**** Records provided

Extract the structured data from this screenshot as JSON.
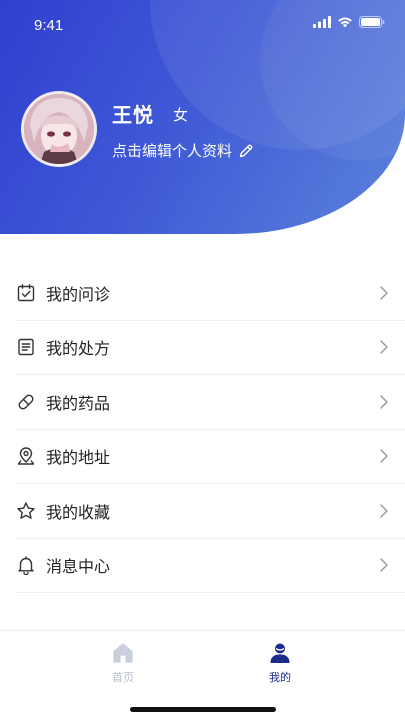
{
  "status_bar": {
    "time": "9:41"
  },
  "profile": {
    "name": "王悦",
    "gender": "女",
    "edit_text": "点击编辑个人资料"
  },
  "menu": {
    "items": [
      {
        "label": "我的问诊",
        "icon": "calendar-check-icon"
      },
      {
        "label": "我的处方",
        "icon": "document-list-icon"
      },
      {
        "label": "我的药品",
        "icon": "pill-icon"
      },
      {
        "label": "我的地址",
        "icon": "location-pin-icon"
      },
      {
        "label": "我的收藏",
        "icon": "star-icon"
      },
      {
        "label": "消息中心",
        "icon": "bell-icon"
      }
    ]
  },
  "tabbar": {
    "home_label": "首页",
    "mine_label": "我的"
  },
  "colors": {
    "header_start": "#2f3fcf",
    "header_end": "#5b83db",
    "tab_active": "#1c2a8a",
    "tab_inactive": "#b8bdca"
  }
}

********

Reproduce the data word for word, excluding its pictures.

Extract the structured data from this screenshot as JSON.
{
  "status_bar": {
    "time": "9:41"
  },
  "profile": {
    "name": "王悦",
    "gender": "女",
    "edit_text": "点击编辑个人资料"
  },
  "menu": {
    "items": [
      {
        "label": "我的问诊",
        "icon": "calendar-check-icon"
      },
      {
        "label": "我的处方",
        "icon": "document-list-icon"
      },
      {
        "label": "我的药品",
        "icon": "pill-icon"
      },
      {
        "label": "我的地址",
        "icon": "location-pin-icon"
      },
      {
        "label": "我的收藏",
        "icon": "star-icon"
      },
      {
        "label": "消息中心",
        "icon": "bell-icon"
      }
    ]
  },
  "tabbar": {
    "home_label": "首页",
    "mine_label": "我的"
  },
  "colors": {
    "header_start": "#2f3fcf",
    "header_end": "#5b83db",
    "tab_active": "#1c2a8a",
    "tab_inactive": "#b8bdca"
  }
}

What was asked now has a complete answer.